%%

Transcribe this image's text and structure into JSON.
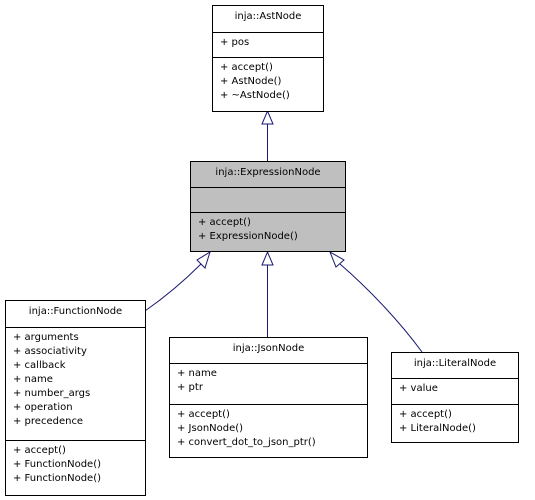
{
  "classes": {
    "ast_node": {
      "name": "inja::AstNode",
      "attributes": [
        "+ pos"
      ],
      "methods": [
        "+ accept()",
        "+ AstNode()",
        "+ ~AstNode()"
      ]
    },
    "expression_node": {
      "name": "inja::ExpressionNode",
      "attributes": [],
      "methods": [
        "+ accept()",
        "+ ExpressionNode()"
      ],
      "highlighted": true
    },
    "function_node": {
      "name": "inja::FunctionNode",
      "attributes": [
        "+ arguments",
        "+ associativity",
        "+ callback",
        "+ name",
        "+ number_args",
        "+ operation",
        "+ precedence"
      ],
      "methods": [
        "+ accept()",
        "+ FunctionNode()",
        "+ FunctionNode()"
      ]
    },
    "json_node": {
      "name": "inja::JsonNode",
      "attributes": [
        "+ name",
        "+ ptr"
      ],
      "methods": [
        "+ accept()",
        "+ JsonNode()",
        "+ convert_dot_to_json_ptr()"
      ]
    },
    "literal_node": {
      "name": "inja::LiteralNode",
      "attributes": [
        "+ value"
      ],
      "methods": [
        "+ accept()",
        "+ LiteralNode()"
      ]
    }
  },
  "edges": [
    {
      "from": "inja::ExpressionNode",
      "to": "inja::AstNode",
      "type": "inheritance"
    },
    {
      "from": "inja::FunctionNode",
      "to": "inja::ExpressionNode",
      "type": "inheritance"
    },
    {
      "from": "inja::JsonNode",
      "to": "inja::ExpressionNode",
      "type": "inheritance"
    },
    {
      "from": "inja::LiteralNode",
      "to": "inja::ExpressionNode",
      "type": "inheritance"
    }
  ],
  "colors": {
    "edge": "#191970",
    "highlight_fill": "#bfbfbf",
    "box_border": "#000000"
  }
}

%%

Leave out the pictures and output the rest of the material exactly as written.

Transcribe this image's text and structure into JSON.
{
  "classes": {
    "ast_node": {
      "name": "inja::AstNode",
      "attributes": [
        "+ pos"
      ],
      "methods": [
        "+ accept()",
        "+ AstNode()",
        "+ ~AstNode()"
      ]
    },
    "expression_node": {
      "name": "inja::ExpressionNode",
      "attributes": [],
      "methods": [
        "+ accept()",
        "+ ExpressionNode()"
      ],
      "highlighted": true
    },
    "function_node": {
      "name": "inja::FunctionNode",
      "attributes": [
        "+ arguments",
        "+ associativity",
        "+ callback",
        "+ name",
        "+ number_args",
        "+ operation",
        "+ precedence"
      ],
      "methods": [
        "+ accept()",
        "+ FunctionNode()",
        "+ FunctionNode()"
      ]
    },
    "json_node": {
      "name": "inja::JsonNode",
      "attributes": [
        "+ name",
        "+ ptr"
      ],
      "methods": [
        "+ accept()",
        "+ JsonNode()",
        "+ convert_dot_to_json_ptr()"
      ]
    },
    "literal_node": {
      "name": "inja::LiteralNode",
      "attributes": [
        "+ value"
      ],
      "methods": [
        "+ accept()",
        "+ LiteralNode()"
      ]
    }
  },
  "edges": [
    {
      "from": "inja::ExpressionNode",
      "to": "inja::AstNode",
      "type": "inheritance"
    },
    {
      "from": "inja::FunctionNode",
      "to": "inja::ExpressionNode",
      "type": "inheritance"
    },
    {
      "from": "inja::JsonNode",
      "to": "inja::ExpressionNode",
      "type": "inheritance"
    },
    {
      "from": "inja::LiteralNode",
      "to": "inja::ExpressionNode",
      "type": "inheritance"
    }
  ],
  "colors": {
    "edge": "#191970",
    "highlight_fill": "#bfbfbf",
    "box_border": "#000000"
  }
}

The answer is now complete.